> [WHAT IS ASKED] Search the listing below for "TradingView". Copy each matching line.

> [AVAILABLE DATA]
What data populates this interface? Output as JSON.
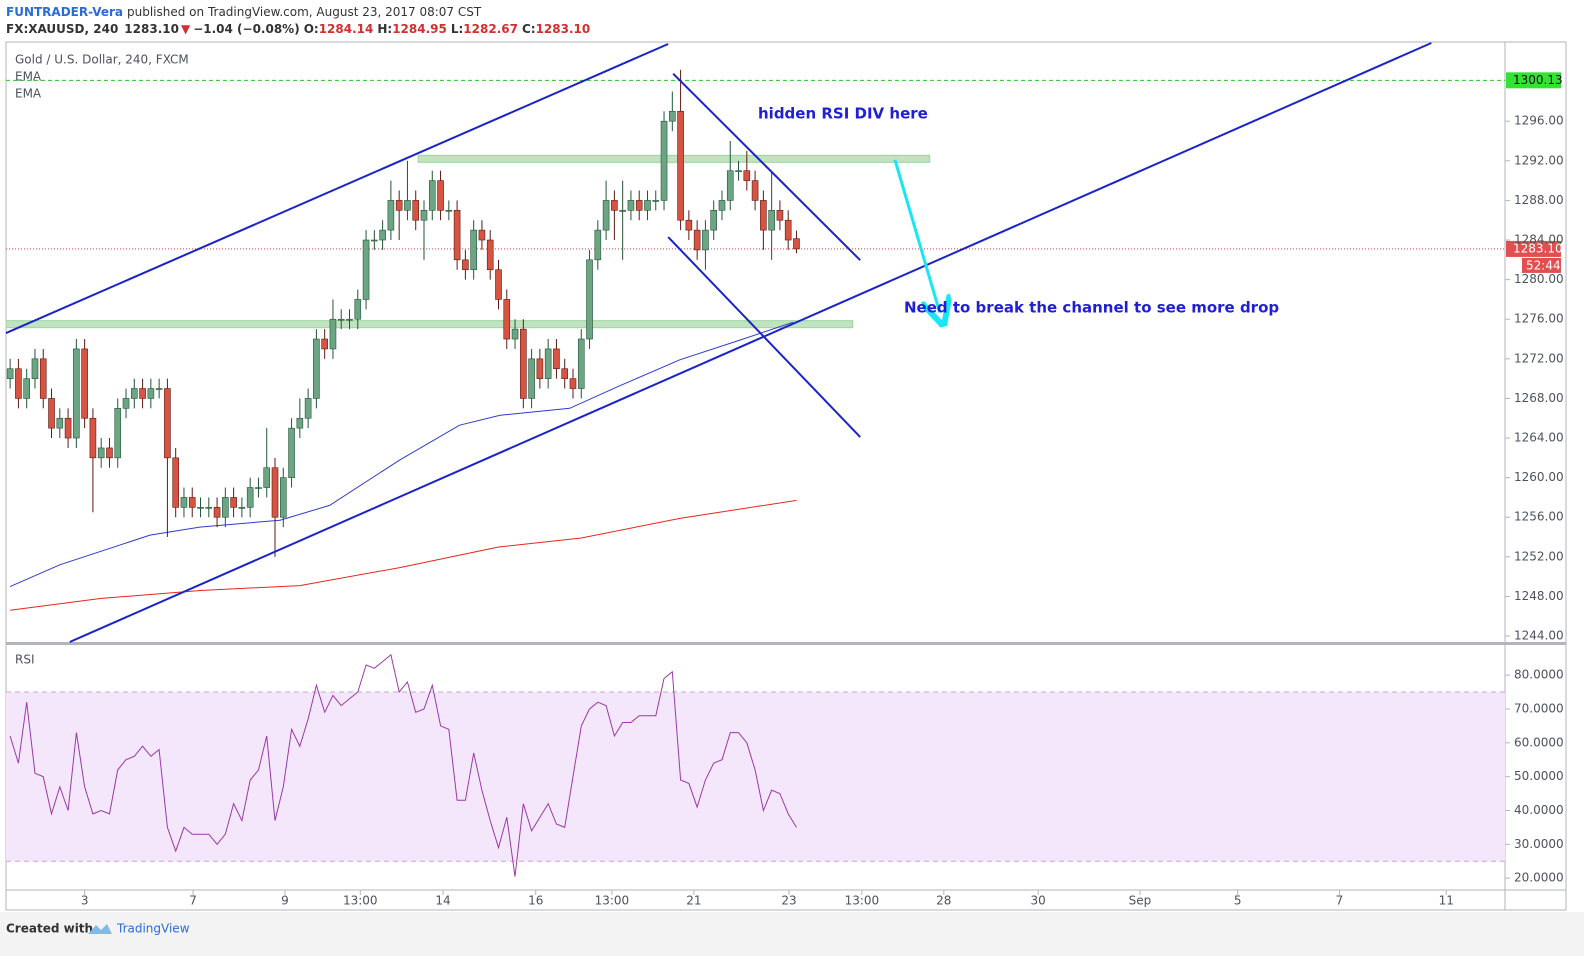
{
  "header": {
    "author": "FUNTRADER-Vera",
    "published": "published on TradingView.com, August 23, 2017 08:07 CST",
    "symbol": "FX:XAUUSD, 240",
    "last": "1283.10",
    "change": "−1.04 (−0.08%)",
    "ohlc": [
      {
        "label": "O:",
        "value": "1284.14"
      },
      {
        "label": "H:",
        "value": "1284.95"
      },
      {
        "label": "L:",
        "value": "1282.67"
      },
      {
        "label": "C:",
        "value": "1283.10"
      }
    ]
  },
  "footer": {
    "created": "Created with",
    "brand": "TradingView"
  },
  "chart_data": [
    {
      "type": "candlestick",
      "legend_title": "Gold / U.S. Dollar, 240, FXCM",
      "up_color": "#6ba583",
      "down_color": "#d75442",
      "grid": false,
      "open": [
        1270,
        1271,
        1268,
        1270,
        1272,
        1268,
        1265,
        1266,
        1264,
        1273,
        1266,
        1262,
        1263,
        1262,
        1267,
        1268,
        1269,
        1268,
        1269,
        1269,
        1262,
        1257,
        1258,
        1257,
        1257,
        1257,
        1256,
        1258,
        1257,
        1257,
        1259,
        1259,
        1261,
        1256,
        1260,
        1265,
        1266,
        1268,
        1274,
        1273,
        1276,
        1276,
        1276,
        1278,
        1284,
        1284,
        1285,
        1288,
        1287,
        1288,
        1286,
        1287,
        1290,
        1287,
        1287,
        1282,
        1281,
        1285,
        1284,
        1281,
        1278,
        1274,
        1275,
        1268,
        1272,
        1270,
        1273,
        1271,
        1270,
        1269,
        1274,
        1282,
        1285,
        1288,
        1287,
        1287,
        1288,
        1287,
        1288,
        1288,
        1296,
        1297,
        1286,
        1285,
        1283,
        1285,
        1287,
        1288,
        1291,
        1291,
        1290,
        1288,
        1285,
        1287,
        1286,
        1284.14
      ],
      "high": [
        1272,
        1272,
        1271,
        1273,
        1273,
        1269,
        1267,
        1267,
        1274,
        1274,
        1267,
        1264,
        1264,
        1268,
        1269,
        1270,
        1270,
        1270,
        1270,
        1270,
        1263,
        1259,
        1259,
        1258,
        1258,
        1258,
        1259,
        1259,
        1258,
        1260,
        1260,
        1265,
        1262,
        1261,
        1266,
        1268,
        1269,
        1275,
        1275,
        1278,
        1277,
        1277,
        1279,
        1285,
        1285,
        1286,
        1290,
        1289,
        1292,
        1289,
        1288,
        1291,
        1291,
        1288,
        1288,
        1283,
        1286,
        1286,
        1285,
        1282,
        1279,
        1276,
        1276,
        1273,
        1273,
        1274,
        1274,
        1272,
        1271,
        1275,
        1283,
        1286,
        1290,
        1289,
        1290,
        1289,
        1289,
        1289,
        1289,
        1297,
        1299,
        1301.2,
        1287,
        1286,
        1286,
        1288,
        1289,
        1294,
        1292,
        1293,
        1291,
        1289,
        1291,
        1288,
        1287,
        1284.95
      ],
      "low": [
        1269,
        1267,
        1267,
        1269,
        1267,
        1264,
        1264,
        1263,
        1263,
        1265,
        1256.5,
        1261,
        1261,
        1261,
        1266,
        1267,
        1267,
        1267,
        1268,
        1254,
        1256,
        1256,
        1256,
        1256,
        1256,
        1255,
        1255,
        1256,
        1256,
        1256,
        1258,
        1258,
        1252,
        1255,
        1259,
        1264,
        1265,
        1267,
        1272,
        1272,
        1275,
        1275,
        1275,
        1277,
        1283,
        1283,
        1284,
        1284,
        1286,
        1285,
        1282,
        1286,
        1286,
        1286,
        1281,
        1280,
        1280,
        1283,
        1280,
        1277,
        1273,
        1273,
        1267,
        1267,
        1269,
        1269,
        1270,
        1269,
        1268,
        1268,
        1273,
        1281,
        1284,
        1284,
        1282,
        1286,
        1286,
        1286,
        1287,
        1287,
        1295,
        1285,
        1284,
        1282,
        1281,
        1284,
        1286,
        1287,
        1290,
        1289,
        1287,
        1283,
        1282,
        1285,
        1283,
        1282.67
      ],
      "close": [
        1271,
        1268,
        1270,
        1272,
        1268,
        1265,
        1266,
        1264,
        1273,
        1266,
        1262,
        1263,
        1262,
        1267,
        1268,
        1269,
        1268,
        1269,
        1269,
        1262,
        1257,
        1258,
        1257,
        1257,
        1257,
        1256,
        1258,
        1257,
        1257,
        1259,
        1259,
        1261,
        1256,
        1260,
        1265,
        1266,
        1268,
        1274,
        1273,
        1276,
        1276,
        1276,
        1278,
        1284,
        1284,
        1285,
        1288,
        1287,
        1288,
        1286,
        1287,
        1290,
        1287,
        1287,
        1282,
        1281,
        1285,
        1284,
        1281,
        1278,
        1274,
        1275,
        1268,
        1272,
        1270,
        1273,
        1271,
        1270,
        1269,
        1274,
        1282,
        1285,
        1288,
        1287,
        1287,
        1288,
        1287,
        1288,
        1288,
        1296,
        1297,
        1286,
        1285,
        1283,
        1285,
        1287,
        1288,
        1291,
        1291,
        1290,
        1288,
        1285,
        1287,
        1286,
        1284,
        1283.1
      ],
      "series": [
        {
          "name": "EMA",
          "color": "#2e3bd1",
          "x": [
            0,
            6,
            16.9,
            22.9,
            32.6,
            38.6,
            47.1,
            54.3,
            59.2,
            67.6,
            73.7,
            80.9,
            88.2,
            94.6
          ],
          "values": [
            1249,
            1251.2,
            1254.2,
            1255,
            1255.7,
            1257.2,
            1261.8,
            1265.3,
            1266.3,
            1267,
            1269.3,
            1271.9,
            1273.9,
            1275.7
          ]
        },
        {
          "name": "EMA",
          "color": "#e8261d",
          "x": [
            0,
            11,
            23,
            35,
            47,
            59,
            69,
            81,
            95
          ],
          "values": [
            1246.6,
            1247.8,
            1248.6,
            1249.1,
            1250.9,
            1253,
            1253.9,
            1255.9,
            1257.7
          ]
        }
      ],
      "xlim": [
        -0.5,
        180.6
      ],
      "ylim": [
        1243.4,
        1304
      ],
      "yticks": [
        {
          "value": 1244,
          "label": "1244.00"
        },
        {
          "value": 1248,
          "label": "1248.00"
        },
        {
          "value": 1252,
          "label": "1252.00"
        },
        {
          "value": 1256,
          "label": "1256.00"
        },
        {
          "value": 1260,
          "label": "1260.00"
        },
        {
          "value": 1264,
          "label": "1264.00"
        },
        {
          "value": 1268,
          "label": "1268.00"
        },
        {
          "value": 1272,
          "label": "1272.00"
        },
        {
          "value": 1276,
          "label": "1276.00"
        },
        {
          "value": 1280,
          "label": "1280.00"
        },
        {
          "value": 1284,
          "label": "1284.00"
        },
        {
          "value": 1288,
          "label": "1288.00"
        },
        {
          "value": 1292,
          "label": "1292.00"
        },
        {
          "value": 1296,
          "label": "1296.00"
        }
      ],
      "high_line": 1300.13,
      "last_price": {
        "value": 1283.1,
        "label": "1283.10"
      },
      "countdown": "52:44",
      "lines": [
        {
          "x": [
            -0.5,
            79.5
          ],
          "y": [
            1274.6,
            1303.8
          ],
          "color": "#1b23c8"
        },
        {
          "x": [
            7.2,
            171.7
          ],
          "y": [
            1243.4,
            1303.9
          ],
          "color": "#1b23c8"
        },
        {
          "x": [
            80.1,
            102.7
          ],
          "y": [
            1300.8,
            1281.96
          ],
          "color": "#1b23c8"
        },
        {
          "x": [
            79.5,
            102.7
          ],
          "y": [
            1284.3,
            1264.1
          ],
          "color": "#1b23c8"
        }
      ],
      "zones": [
        {
          "x": [
            49.3,
            111.1
          ],
          "y": 1292.2
        },
        {
          "x": [
            -0.5,
            101.8
          ],
          "y": 1275.5
        }
      ],
      "arrow": {
        "x": [
          106.9,
          112.3
        ],
        "y": [
          1292.1,
          1276.7
        ],
        "color": "#19e6f5"
      },
      "annotations": [
        "hidden RSI DIV here",
        "Need to break the channel to see more drop"
      ]
    },
    {
      "type": "line",
      "title": "RSI",
      "color": "#9a3aa8",
      "band": [
        25,
        75
      ],
      "values": [
        62,
        54,
        72,
        51,
        50,
        39,
        47,
        40,
        63,
        47,
        39,
        40,
        39,
        52,
        55,
        56,
        59,
        56,
        58,
        35,
        28,
        35,
        33,
        33,
        33,
        30,
        33,
        42,
        37,
        49,
        52,
        62,
        37,
        47,
        64,
        59,
        67,
        77,
        69,
        74,
        71,
        73,
        75,
        83,
        82,
        84,
        86,
        75,
        78,
        69,
        70,
        77,
        65,
        64,
        43,
        43,
        57,
        46,
        37,
        29,
        38,
        20.5,
        42,
        34,
        38,
        42,
        36,
        35,
        50,
        65,
        70,
        72,
        71,
        62,
        66,
        66,
        68,
        68,
        68,
        79,
        81,
        49,
        48,
        41,
        49,
        54,
        55,
        63,
        63,
        60,
        52,
        40,
        46,
        45,
        39,
        35
      ],
      "xlim": [
        -0.5,
        180.6
      ],
      "ylim": [
        16.5,
        88.9
      ],
      "yticks": [
        {
          "value": 20,
          "label": "20.0000"
        },
        {
          "value": 30,
          "label": "30.0000"
        },
        {
          "value": 40,
          "label": "40.0000"
        },
        {
          "value": 50,
          "label": "50.0000"
        },
        {
          "value": 60,
          "label": "60.0000"
        },
        {
          "value": 70,
          "label": "70.0000"
        },
        {
          "value": 80,
          "label": "80.0000"
        }
      ],
      "xticks": [
        {
          "value": 9,
          "label": "3"
        },
        {
          "value": 22.1,
          "label": "7"
        },
        {
          "value": 33.2,
          "label": "9"
        },
        {
          "value": 42.3,
          "label": "13:00"
        },
        {
          "value": 52.3,
          "label": "14"
        },
        {
          "value": 63.5,
          "label": "16"
        },
        {
          "value": 72.7,
          "label": "13:00"
        },
        {
          "value": 82.6,
          "label": "21"
        },
        {
          "value": 94.1,
          "label": "23"
        },
        {
          "value": 102.9,
          "label": "13:00"
        },
        {
          "value": 112.8,
          "label": "28"
        },
        {
          "value": 124.2,
          "label": "30"
        },
        {
          "value": 136.5,
          "label": "Sep"
        },
        {
          "value": 148.3,
          "label": "5"
        },
        {
          "value": 160.6,
          "label": "7"
        },
        {
          "value": 173.5,
          "label": "11"
        }
      ]
    }
  ]
}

> [RESULT FOR THIS TASK]
    "published": "published on TradingView.com, August 23, 2017 08:07 CST",
    "brand": "TradingView"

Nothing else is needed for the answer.